Omit the pictures, please, and give each record below again exactly.
>>>>>
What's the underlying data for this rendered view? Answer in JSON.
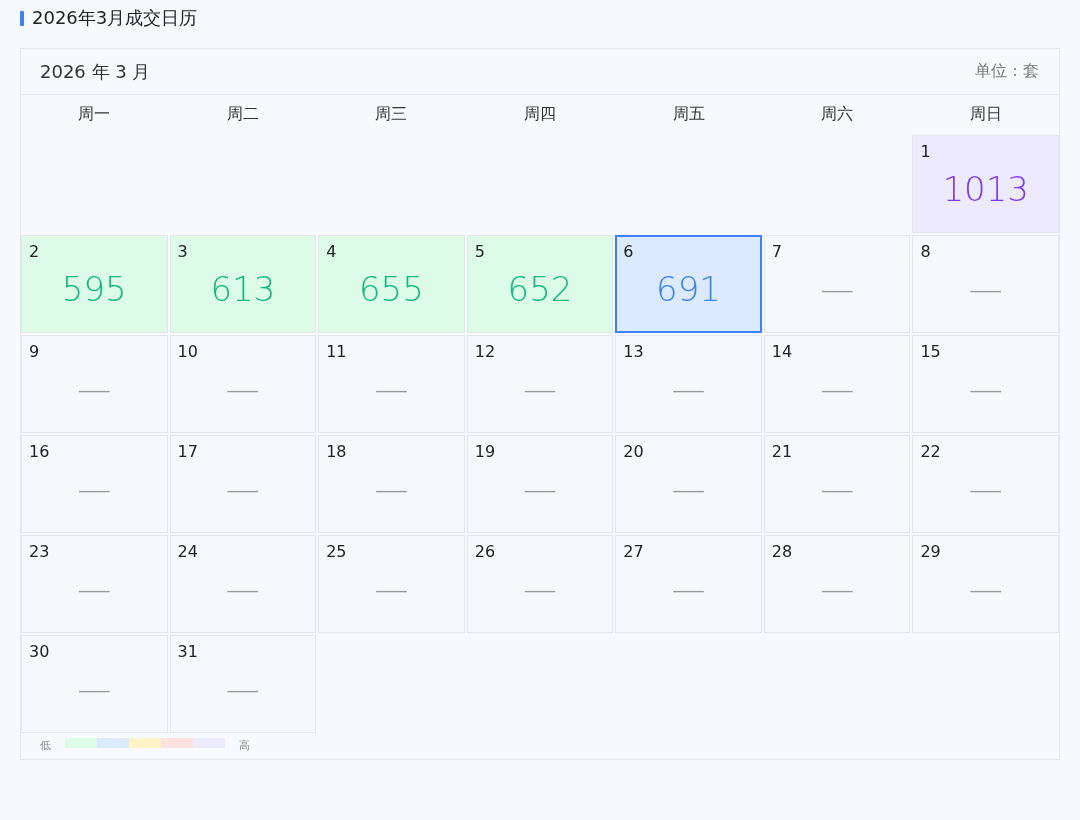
{
  "title": "2026年3月成交日历",
  "calendar": {
    "month_label": "2026 年 3 月",
    "unit": "单位：套",
    "weekdays": [
      "周一",
      "周二",
      "周三",
      "周四",
      "周五",
      "周六",
      "周日"
    ],
    "days": [
      {
        "day": "1",
        "value": "1013",
        "color": "#ede9fe",
        "selected": false
      },
      {
        "day": "2",
        "value": "595",
        "color": "#dcfce7",
        "selected": false
      },
      {
        "day": "3",
        "value": "613",
        "color": "#dcfce7",
        "selected": false
      },
      {
        "day": "4",
        "value": "655",
        "color": "#dcfce7",
        "selected": false
      },
      {
        "day": "5",
        "value": "652",
        "color": "#dcfce7",
        "selected": false
      },
      {
        "day": "6",
        "value": "691",
        "color": "#dbeafe",
        "selected": true
      },
      {
        "day": "7",
        "value": "—",
        "selected": false
      },
      {
        "day": "8",
        "value": "—",
        "selected": false
      },
      {
        "day": "9",
        "value": "—",
        "selected": false
      },
      {
        "day": "10",
        "value": "—",
        "selected": false
      },
      {
        "day": "11",
        "value": "—",
        "selected": false
      },
      {
        "day": "12",
        "value": "—",
        "selected": false
      },
      {
        "day": "13",
        "value": "—",
        "selected": false
      },
      {
        "day": "14",
        "value": "—",
        "selected": false
      },
      {
        "day": "15",
        "value": "—",
        "selected": false
      },
      {
        "day": "16",
        "value": "—",
        "selected": false
      },
      {
        "day": "17",
        "value": "—",
        "selected": false
      },
      {
        "day": "18",
        "value": "—",
        "selected": false
      },
      {
        "day": "19",
        "value": "—",
        "selected": false
      },
      {
        "day": "20",
        "value": "—",
        "selected": false
      },
      {
        "day": "21",
        "value": "—",
        "selected": false
      },
      {
        "day": "22",
        "value": "—",
        "selected": false
      },
      {
        "day": "23",
        "value": "—",
        "selected": false
      },
      {
        "day": "24",
        "value": "—",
        "selected": false
      },
      {
        "day": "25",
        "value": "—",
        "selected": false
      },
      {
        "day": "26",
        "value": "—",
        "selected": false
      },
      {
        "day": "27",
        "value": "—",
        "selected": false
      },
      {
        "day": "28",
        "value": "—",
        "selected": false
      },
      {
        "day": "29",
        "value": "—",
        "selected": false
      },
      {
        "day": "30",
        "value": "—",
        "selected": false
      },
      {
        "day": "31",
        "value": "—",
        "selected": false
      }
    ]
  },
  "legend": {
    "low_label": "低",
    "high_label": "高",
    "swatches": [
      {
        "color": "#dcfce7"
      },
      {
        "color": "#dbeafe"
      },
      {
        "color": "#fef3c7"
      },
      {
        "color": "#fee2e2"
      },
      {
        "color": "#ede9fe"
      }
    ]
  }
}
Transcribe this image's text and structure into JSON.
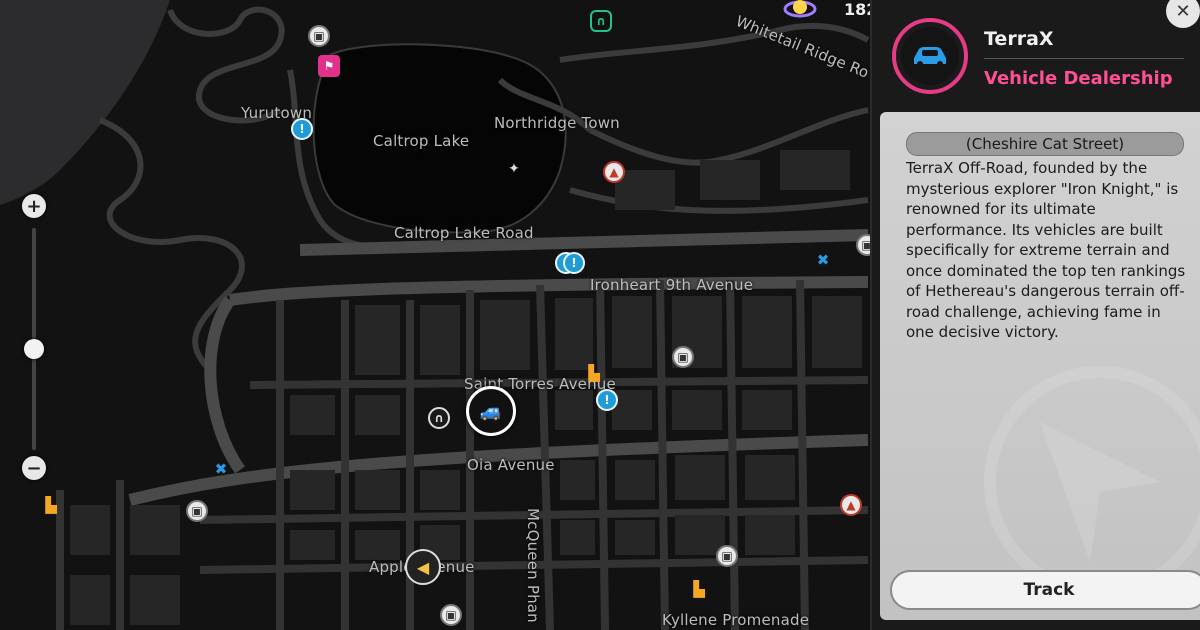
{
  "map": {
    "labels": {
      "whitetail": "Whitetail Ridge Ro",
      "yurutown": "Yurutown",
      "caltrop_lake": "Caltrop Lake",
      "northridge": "Northridge Town",
      "caltrop_road": "Caltrop Lake Road",
      "ironheart": "Ironheart 9th Avenue",
      "saint_torres": "Saint Torres Avenue",
      "oia": "Oia Avenue",
      "mcqueen": "McQueen Phan",
      "apple": "Apple Avenue",
      "kyllene": "Kyllene Promenade"
    }
  },
  "hud": {
    "currency_value": "182"
  },
  "zoom": {
    "plus": "+",
    "minus": "−",
    "level": 0.55
  },
  "panel": {
    "close_label": "✕",
    "name": "TerraX",
    "category": "Vehicle Dealership",
    "street": "(Cheshire Cat Street)",
    "description": "TerraX Off-Road, founded by the mysterious explorer \"Iron Knight,\" is renowned for its ultimate performance. Its vehicles are built specifically for extreme terrain and once dominated the top ten rankings of Hethereau's dangerous terrain off-road challenge, achieving fame in one decisive victory.",
    "track_label": "Track"
  },
  "colors": {
    "accent": "#ff4f97",
    "badge_ring": "#e63b86",
    "car_blue": "#2a9be6"
  },
  "icons": {
    "dealership": "car-icon",
    "shop": "shop-icon",
    "info": "info-icon",
    "repair": "wrench-icon",
    "rocket": "rocket-icon",
    "flag": "checkered-flag-icon"
  }
}
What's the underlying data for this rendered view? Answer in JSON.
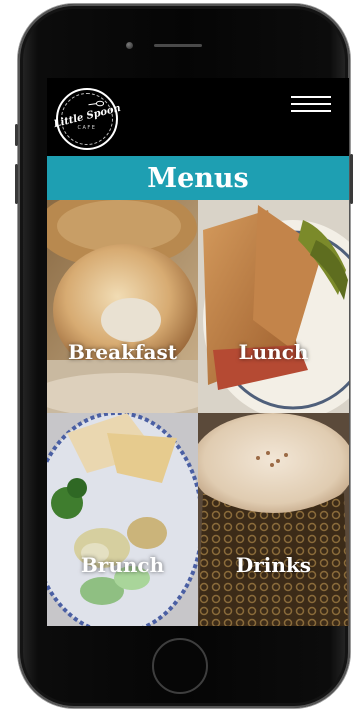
{
  "logo": {
    "name": "Little Spoon",
    "sub": "CAFE"
  },
  "page": {
    "title": "Menus"
  },
  "menu": {
    "items": [
      {
        "label": "Breakfast"
      },
      {
        "label": "Lunch"
      },
      {
        "label": "Brunch"
      },
      {
        "label": "Drinks"
      }
    ]
  },
  "colors": {
    "accent": "#1e9fb2",
    "background": "#000000",
    "text": "#ffffff"
  },
  "icons": {
    "menu": "hamburger-menu-icon"
  }
}
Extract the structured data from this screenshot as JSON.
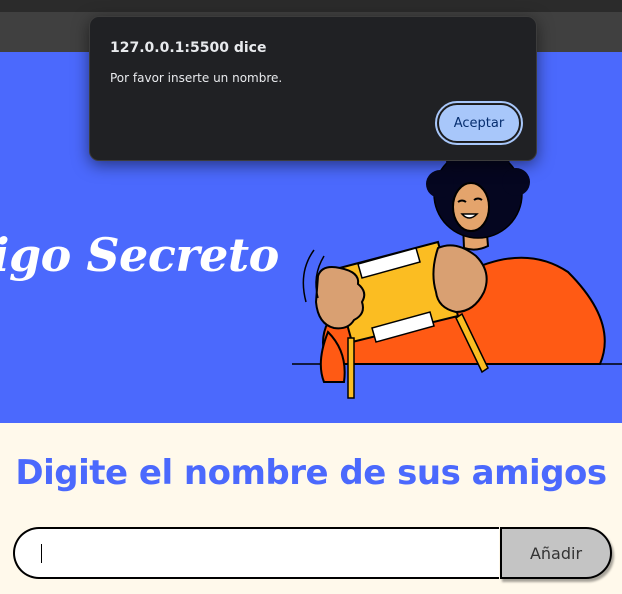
<<<<<
■ **WRITTEN SOLUTION**:
What's the underlying data for this rendered view? Answer in JSON.
{
  "title": "2026年3月成交日历",
  "calendar": {
    "month_label": "2026 年 3 月",
    "unit": "单位：套",
    "weekdays": [
      "周一",
      "周二",
      "周三",
      "周四",
      "周五",
      "周六",
      "周日"
    ],
    "days": [
      {
        "day": "1",
        "value": "1013",
        "color": "#ede9fe",
        "selected": false
      },
      {
        "day": "2",
        "value": "595",
        "color": "#dcfce7",
        "selected": false
      },
      {
        "day": "3",
        "value": "613",
        "color": "#dcfce7",
        "selected": false
      },
      {
        "day": "4",
        "value": "655",
        "color": "#dcfce7",
        "selected": false
      },
      {
        "day": "5",
        "value": "652",
        "color": "#dcfce7",
        "selected": false
      },
      {
        "day": "6",
        "value": "691",
        "color": "#dbeafe",
        "selected": true
      },
      {
        "day": "7",
        "value": "—",
        "selected": false
      },
      {
        "day": "8",
        "value": "—",
        "selected": false
      },
      {
        "day": "9",
        "value": "—",
        "selected": false
      },
      {
        "day": "10",
        "value": "—",
        "selected": false
      },
      {
        "day": "11",
        "value": "—",
        "selected": false
      },
      {
        "day": "12",
        "value": "—",
        "selected": false
      },
      {
        "day": "13",
        "value": "—",
        "selected": false
      },
      {
        "day": "14",
        "value": "—",
        "selected": false
      },
      {
        "day": "15",
        "value": "—",
        "selected": false
      },
      {
        "day": "16",
        "value": "—",
        "selected": false
      },
      {
        "day": "17",
        "value": "—",
        "selected": false
      },
      {
        "day": "18",
        "value": "—",
        "selected": false
      },
      {
        "day": "19",
        "value": "—",
        "selected": false
      },
      {
        "day": "20",
        "value": "—",
        "selected": false
      },
      {
        "day": "21",
        "value": "—",
        "selected": false
      },
      {
        "day": "22",
        "value": "—",
        "selected": false
      },
      {
        "day": "23",
        "value": "—",
        "selected": false
      },
      {
        "day": "24",
        "value": "—",
        "selected": false
      },
      {
        "day": "25",
        "value": "—",
        "selected": false
      },
      {
        "day": "26",
        "value": "—",
        "selected": false
      },
      {
        "day": "27",
        "value": "—",
        "selected": false
      },
      {
        "day": "28",
        "value": "—",
        "selected": false
      },
      {
        "day": "29",
        "value": "—",
        "selected": false
      },
      {
        "day": "30",
        "value": "—",
        "selected": false
      },
      {
        "day": "31",
        "value": "—",
        "selected": false
      }
    ]
  },
  "legend": {
    "low_label": "低",
    "high_label": "高",
    "swatches": [
      {
        "color": "#dcfce7"
      },
      {
        "color": "#dbeafe"
      },
      {
        "color": "#fef3c7"
      },
      {
        "color": "#fee2e2"
      },
      {
        "color": "#ede9fe"
      }
    ]
  }
}
Transcribe this image's text and structure into JSON.
{
  "map": {
    "labels": {
      "whitetail": "Whitetail Ridge Ro",
      "yurutown": "Yurutown",
      "caltrop_lake": "Caltrop Lake",
      "northridge": "Northridge Town",
      "caltrop_road": "Caltrop Lake Road",
      "ironheart": "Ironheart 9th Avenue",
      "saint_torres": "Saint Torres Avenue",
      "oia": "Oia Avenue",
      "mcqueen": "McQueen Phan",
      "apple": "Apple Avenue",
      "kyllene": "Kyllene Promenade"
    }
  },
  "hud": {
    "currency_value": "182"
  },
  "zoom": {
    "plus": "+",
    "minus": "−",
    "level": 0.55
  },
  "panel": {
    "close_label": "✕",
    "name": "TerraX",
    "category": "Vehicle Dealership",
    "street": "(Cheshire Cat Street)",
    "description": "TerraX Off-Road, founded by the mysterious explorer \"Iron Knight,\" is renowned for its ultimate performance. Its vehicles are built specifically for extreme terrain and once dominated the top ten rankings of Hethereau's dangerous terrain off-road challenge, achieving fame in one decisive victory.",
    "track_label": "Track"
  },
  "colors": {
    "accent": "#ff4f97",
    "badge_ring": "#e63b86",
    "car_blue": "#2a9be6"
  },
  "icons": {
    "dealership": "car-icon",
    "shop": "shop-icon",
    "info": "info-icon",
    "repair": "wrench-icon",
    "rocket": "rocket-icon",
    "flag": "checkered-flag-icon"
  }
}
What's the underlying data for this rendered view? Answer in JSON.
{
  "logo": {
    "name": "Little Spoon",
    "sub": "CAFE"
  },
  "page": {
    "title": "Menus"
  },
  "menu": {
    "items": [
      {
        "label": "Breakfast"
      },
      {
        "label": "Lunch"
      },
      {
        "label": "Brunch"
      },
      {
        "label": "Drinks"
      }
    ]
  },
  "colors": {
    "accent": "#1e9fb2",
    "background": "#000000",
    "text": "#ffffff"
  },
  "icons": {
    "menu": "hamburger-menu-icon"
  }
}
Extract the structured data from this screenshot as JSON.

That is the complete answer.